## To do
In the records, rewrite the lines from the line with "- data-label: 367,000: [505, 617, 545, 629]" to the line with "- y-tick-label: 304,000: [41, 560, 81, 572]", swapping "data-label" for "value-label" and leaving everything else unchanged.

## Rows

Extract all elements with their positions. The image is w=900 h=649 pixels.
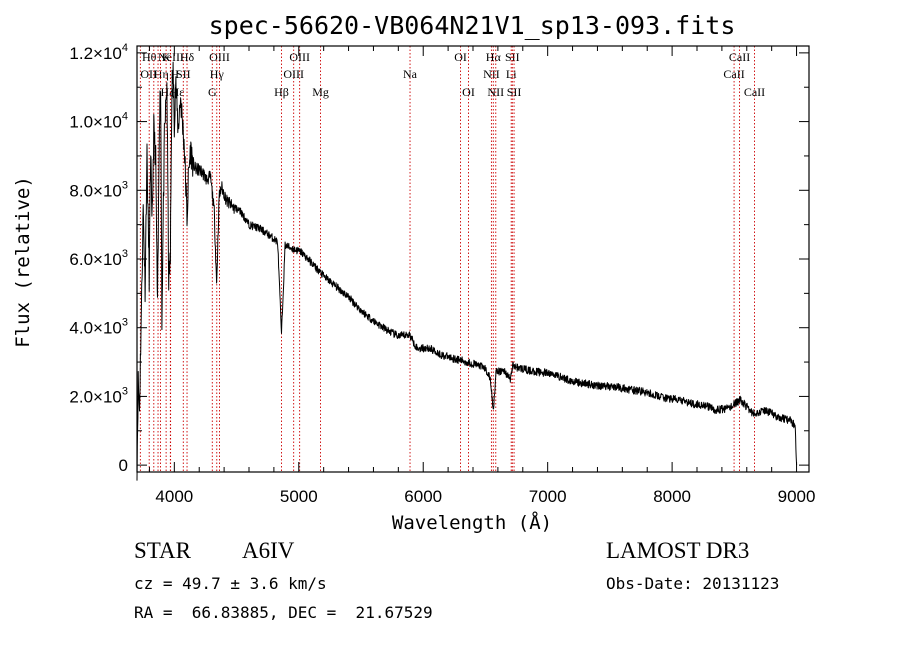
spectral-line-label: OIII (289, 50, 310, 64)
chart-title: spec-56620-VB064N21V1_sp13-093.fits (209, 11, 736, 40)
object-class: STAR (134, 538, 191, 563)
y-tick-label: 2.0×103 (69, 385, 128, 406)
x-tick-label: 7000 (529, 487, 567, 506)
spectral-line-label: SII (176, 67, 191, 81)
x-tick-label: 8000 (653, 487, 691, 506)
y-tick-label: 6.0×103 (69, 248, 128, 269)
x-axis: 4000 5000 6000 7000 8000 9000 (148, 46, 816, 506)
y-tick-label: 4.0×103 (69, 317, 128, 338)
x-axis-label: Wavelength (Å) (392, 511, 552, 534)
spectral-line-label: OI (454, 50, 467, 64)
spectral-line-label: Li (506, 67, 517, 81)
spectral-line-label: Hα (486, 50, 502, 64)
y-tick-label: 0 (119, 456, 128, 475)
y-tick-label: 1.0×104 (69, 111, 128, 132)
spectral-line-label: Hε (171, 85, 185, 99)
spectrum-line (136, 61, 798, 481)
x-tick-label: 6000 (404, 487, 442, 506)
spectral-line-label: Hθ (142, 50, 157, 64)
y-axis: 0 2.0×103 4.0×103 6.0×103 8.0×103 1.0×104 1.2×… (69, 42, 809, 475)
survey-name: LAMOST DR3 (606, 538, 750, 563)
spectral-line-label: NII (483, 67, 500, 81)
y-tick-label: 1.2×104 (69, 42, 128, 63)
spectral-line-label: G (208, 85, 217, 99)
spectral-line-label: NII (487, 85, 504, 99)
object-subclass: A6IV (242, 538, 295, 563)
observation-date: Obs-Date: 20131123 (606, 574, 780, 593)
spectral-line-label: Mg (312, 85, 329, 99)
spectral-line-layer: OIIHθHηNeIIIHζKHHεSIIHδGHγOIIIHβOIIIOIII… (139, 46, 765, 472)
x-tick-label: 5000 (280, 487, 318, 506)
series-layer (136, 61, 798, 481)
spectral-line-label: H (170, 67, 179, 81)
y-axis-label: Flux (relative) (12, 176, 34, 348)
ra-dec: RA = 66.83885, DEC = 21.67529 (134, 603, 433, 622)
x-tick-label: 4000 (155, 487, 193, 506)
spectral-line-label: SII (507, 85, 522, 99)
spectral-line-label: OI (462, 85, 475, 99)
spectral-line-label: CaII (723, 67, 744, 81)
spectral-line-label: Hβ (274, 85, 289, 99)
spectral-line-label: OIII (283, 67, 304, 81)
y-tick-label: 8.0×103 (69, 179, 128, 200)
spectral-line-label: CaII (729, 50, 750, 64)
x-tick-label: 9000 (778, 487, 816, 506)
spectral-line-label: Hδ (180, 50, 195, 64)
spectral-line-label: Hη (154, 67, 169, 81)
spectral-line-label: K (162, 50, 171, 64)
spectral-line-label: SII (505, 50, 520, 64)
spectral-line-label: OII (140, 67, 157, 81)
spectral-line-label: Hγ (210, 67, 225, 81)
spectral-line-label: CaII (744, 85, 765, 99)
spectral-line-label: Na (403, 67, 418, 81)
spectral-line-label: OIII (209, 50, 230, 64)
redshift-cz: cz = 49.7 ± 3.6 km/s (134, 574, 327, 593)
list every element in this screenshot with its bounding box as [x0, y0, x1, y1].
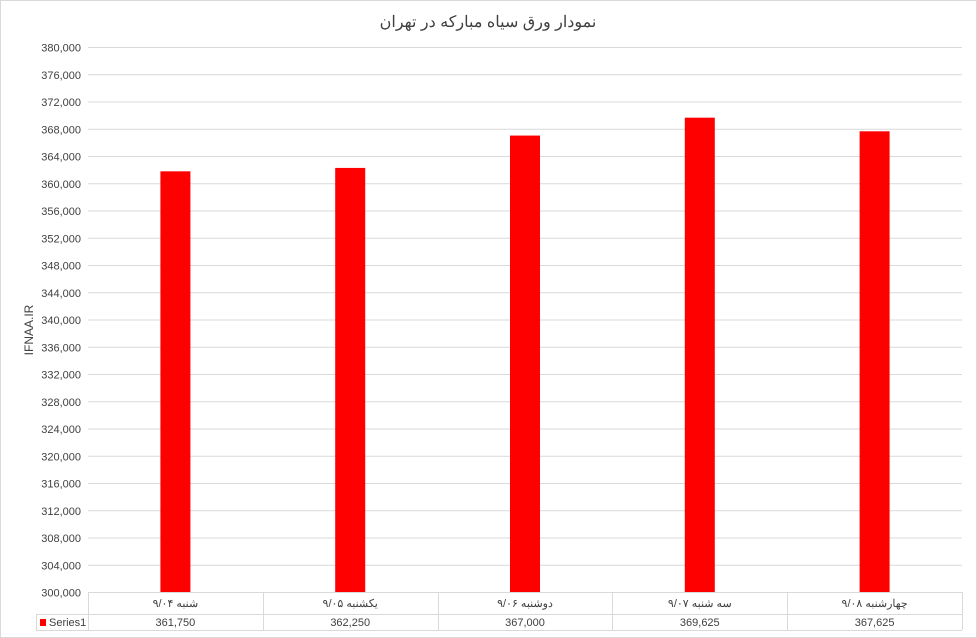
- data-label: 367,000: [505, 617, 545, 629]
- data-table: شنبه ۹/۰۴ 361,750 یکشنبه ۹/۰۵ 362,250 دوشنبه…: [36, 592, 963, 631]
- y-tick-label: 360,000: [41, 179, 81, 191]
- y-tick-label: 316,000: [41, 479, 81, 491]
- y-axis-label: IFNAA.IR: [22, 304, 36, 355]
- y-tick-label: 300,000: [41, 588, 81, 600]
- data-label: 361,750: [156, 617, 196, 629]
- y-tick-label: 312,000: [41, 506, 81, 518]
- y-tick-label: 380,000: [41, 43, 81, 55]
- y-tick-label: 308,000: [41, 533, 81, 545]
- x-category-label: سه شنبه ۹/۰۷: [668, 598, 732, 610]
- bar: [335, 167, 366, 592]
- y-tick-label: 368,000: [41, 124, 81, 136]
- y-tick-label: 320,000: [41, 451, 81, 463]
- y-tick-label: 332,000: [41, 370, 81, 382]
- bar: [684, 117, 715, 592]
- y-tick-label: 348,000: [41, 261, 81, 273]
- x-category-label: شنبه ۹/۰۴: [153, 598, 199, 610]
- y-tick-label: 364,000: [41, 152, 81, 164]
- y-tick-label: 340,000: [41, 315, 81, 327]
- y-tick-label: 352,000: [41, 233, 81, 245]
- legend-key: [40, 619, 46, 626]
- data-label: 369,625: [680, 617, 720, 629]
- y-tick-label: 344,000: [41, 288, 81, 300]
- y-tick-label: 336,000: [41, 342, 81, 354]
- y-tick-label: 304,000: [41, 560, 81, 572]
- y-tick-label: 328,000: [41, 397, 81, 409]
- legend-series-name: Series1: [49, 617, 86, 629]
- y-tick-label: 324,000: [41, 424, 81, 436]
- y-tick-label: 376,000: [41, 70, 81, 82]
- x-category-label: یکشنبه ۹/۰۵: [323, 598, 378, 610]
- bars: [160, 117, 890, 592]
- chart-title: نمودار ورق سیاه مبارکه در تهران: [380, 14, 597, 31]
- bar: [510, 135, 540, 592]
- y-tick-labels: 300,000 304,000 308,000 312,000 316,000 320,0…: [41, 43, 81, 600]
- bar: [859, 131, 890, 592]
- x-category-label: دوشنبه ۹/۰۶: [497, 598, 553, 610]
- x-category-label: چهارشنبه ۹/۰۸: [842, 598, 908, 610]
- y-tick-label: 372,000: [41, 97, 81, 109]
- bar: [160, 171, 191, 592]
- data-label: 362,250: [330, 617, 370, 629]
- data-label: 367,625: [855, 617, 895, 629]
- y-tick-label: 356,000: [41, 206, 81, 218]
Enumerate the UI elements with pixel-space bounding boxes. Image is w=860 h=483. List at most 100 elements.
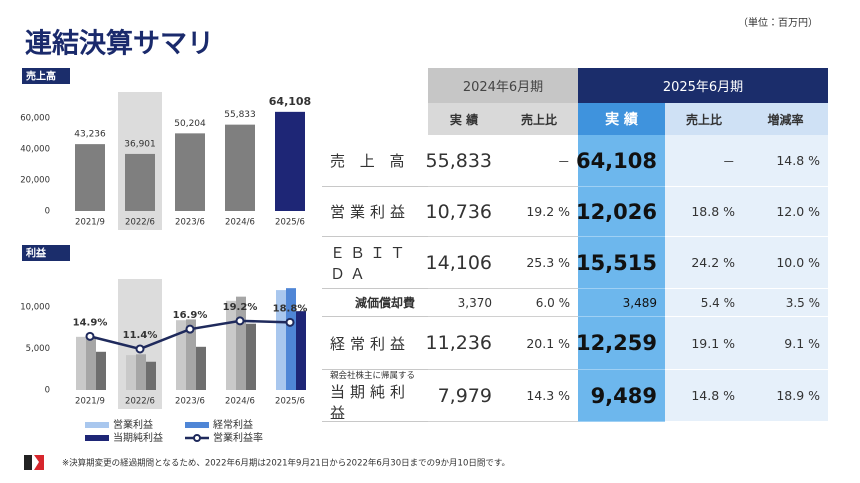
table-cell: 3,489 xyxy=(578,289,665,317)
table-cell: 25.3 % xyxy=(500,237,578,289)
value-label: 43,236 xyxy=(74,130,106,140)
table-cell: 20.1 % xyxy=(500,317,578,370)
table-cell: 14.3 % xyxy=(500,370,578,422)
summary-table: 2024年6月期 2025年6月期実 績売上比実 績売上比 増減率売 上 高 55,8… xyxy=(322,68,828,422)
table-cell: 7,979 xyxy=(428,370,500,422)
table-cell xyxy=(322,68,428,103)
rate-label: 14.9% xyxy=(73,317,108,328)
x-tick-label: 2025/6 xyxy=(275,218,305,228)
y-tick-label: 20,000 xyxy=(20,176,50,186)
bar xyxy=(75,144,105,211)
footnote: ※決算期変更の経過期間となるため、2022年6月期は2021年9月21日から20… xyxy=(62,458,510,469)
legend-label: 経常利益 xyxy=(213,418,253,431)
table-cell: 3.5 % xyxy=(743,289,828,317)
bar xyxy=(275,111,305,211)
table-cell: 14.8 % xyxy=(743,135,828,187)
legend-label: 当期純利益 xyxy=(113,431,163,444)
bar xyxy=(86,336,96,390)
bar xyxy=(76,336,86,390)
value-label: 64,108 xyxy=(269,95,311,108)
row-label: 売 上 高 xyxy=(322,135,428,187)
table-cell: 9,489 xyxy=(578,370,665,422)
table-cell: 14.8 % xyxy=(665,370,743,422)
rate-point xyxy=(85,331,95,341)
table-cell: 24.2 % xyxy=(665,237,743,289)
bar xyxy=(146,361,156,390)
rate-point xyxy=(285,317,295,327)
section-label-box xyxy=(22,68,70,84)
table-cell: 10,736 xyxy=(426,187,500,237)
legend-label: 営業利益 xyxy=(113,418,153,431)
value-label: 50,204 xyxy=(174,119,206,129)
section-label-box xyxy=(22,245,70,261)
x-tick-label: 2022/6 xyxy=(125,218,155,228)
table-cell: 2025年6月期 xyxy=(578,68,828,103)
legend-swatch xyxy=(85,422,109,428)
row-label: 親会社株主に帰属する 当期純利益 xyxy=(322,370,428,422)
rate-label: 18.8% xyxy=(273,303,308,314)
bar xyxy=(126,355,136,390)
table-cell: 15,515 xyxy=(576,237,665,289)
value-label: 36,901 xyxy=(124,139,156,149)
bar xyxy=(276,290,286,390)
row-label: 減価償却費 xyxy=(322,289,428,317)
rate-point xyxy=(135,344,145,354)
table-cell: 12,026 xyxy=(576,187,665,237)
row-label-text: 経常利益 xyxy=(330,334,411,353)
row-label-text: 当期純利益 xyxy=(330,382,411,422)
x-tick-label: 2024/6 xyxy=(225,397,255,407)
bar xyxy=(176,320,186,390)
table-cell: 18.9 % xyxy=(743,370,828,422)
x-tick-label: 2021/9 xyxy=(75,218,105,228)
bar xyxy=(196,346,206,390)
table-cell: 売上比 xyxy=(665,103,743,135)
table-cell: 6.0 % xyxy=(500,289,578,317)
table-cell: 11,236 xyxy=(426,317,500,370)
row-label-text: 減価償却費 xyxy=(354,296,415,310)
bar xyxy=(125,153,155,211)
x-tick-label: 2025/6 xyxy=(275,397,305,407)
y-tick-label: 10,000 xyxy=(20,302,50,312)
section-label: 利益 xyxy=(26,247,47,260)
table-cell: 2024年6月期 xyxy=(428,68,578,103)
legend-swatch xyxy=(185,422,209,428)
table-cell: 3,370 xyxy=(428,289,500,317)
row-label-text: 営業利益 xyxy=(330,203,411,221)
rate-label: 19.2% xyxy=(223,302,258,313)
table-cell: 12,259 xyxy=(576,317,665,370)
bar xyxy=(226,300,236,390)
table-cell: 12.0 % xyxy=(743,187,828,237)
row-label-text: ＥＢＩＴＤＡ xyxy=(330,243,411,283)
table-cell: 9.1 % xyxy=(743,317,828,370)
rate-point xyxy=(235,316,245,326)
y-tick-label: 0 xyxy=(45,386,50,396)
y-tick-label: 5,000 xyxy=(26,344,50,354)
table-cell: 18.8 % xyxy=(665,187,743,237)
row-label-text: 売 上 高 xyxy=(330,152,410,170)
unit-note: （単位：百万円） xyxy=(738,16,818,29)
bar xyxy=(296,311,306,390)
bar xyxy=(246,323,256,390)
legend-swatch xyxy=(85,435,109,441)
table-cell: － xyxy=(500,135,578,187)
bar xyxy=(286,288,296,390)
row-label: ＥＢＩＴＤＡ xyxy=(322,237,428,289)
table-cell: 実 績 xyxy=(428,103,500,135)
row-label: 営業利益 xyxy=(322,187,428,237)
rate-label: 11.4% xyxy=(123,330,158,341)
table-cell: 5.4 % xyxy=(665,289,743,317)
y-tick-label: 0 xyxy=(45,207,50,217)
bar xyxy=(225,124,255,211)
row-sublabel: 親会社株主に帰属する xyxy=(330,370,416,381)
bar xyxy=(186,319,196,390)
page-title: 連結決算サマリ xyxy=(25,28,214,60)
y-tick-label: 60,000 xyxy=(20,114,50,124)
x-tick-label: 2024/6 xyxy=(225,218,255,228)
y-tick-label: 40,000 xyxy=(20,145,50,155)
x-tick-label: 2021/9 xyxy=(75,397,105,407)
table-cell: 55,833 xyxy=(426,135,500,187)
rate-point xyxy=(185,324,195,334)
logo xyxy=(24,455,44,470)
bar xyxy=(175,133,205,211)
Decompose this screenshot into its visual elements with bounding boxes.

## Solution for this task
- value-label: 367,000: [505, 617, 545, 629]
- data-table: شنبه ۹/۰۴ 361,750 یکشنبه ۹/۰۵ 362,250 دوشنبه…: [36, 592, 963, 631]
- y-tick-label: 360,000: [41, 179, 81, 191]
- y-tick-label: 316,000: [41, 479, 81, 491]
- y-axis-label: IFNAA.IR: [22, 304, 36, 355]
- y-tick-label: 300,000: [41, 588, 81, 600]
- value-label: 361,750: [156, 617, 196, 629]
- y-tick-label: 312,000: [41, 506, 81, 518]
- y-tick-label: 380,000: [41, 43, 81, 55]
- y-tick-label: 308,000: [41, 533, 81, 545]
- x-category-label: سه شنبه ۹/۰۷: [668, 598, 732, 610]
- bar: [335, 167, 366, 592]
- y-tick-label: 368,000: [41, 124, 81, 136]
- y-tick-label: 320,000: [41, 451, 81, 463]
- y-tick-label: 332,000: [41, 370, 81, 382]
- bar: [684, 117, 715, 592]
- y-tick-label: 348,000: [41, 261, 81, 273]
- x-category-label: شنبه ۹/۰۴: [153, 598, 199, 610]
- y-tick-label: 364,000: [41, 152, 81, 164]
- y-tick-label: 340,000: [41, 315, 81, 327]
- y-tick-label: 352,000: [41, 233, 81, 245]
- legend-key: [40, 619, 46, 626]
- value-label: 369,625: [680, 617, 720, 629]
- y-tick-label: 344,000: [41, 288, 81, 300]
- y-tick-label: 336,000: [41, 342, 81, 354]
- y-tick-label: 304,000: [41, 560, 81, 572]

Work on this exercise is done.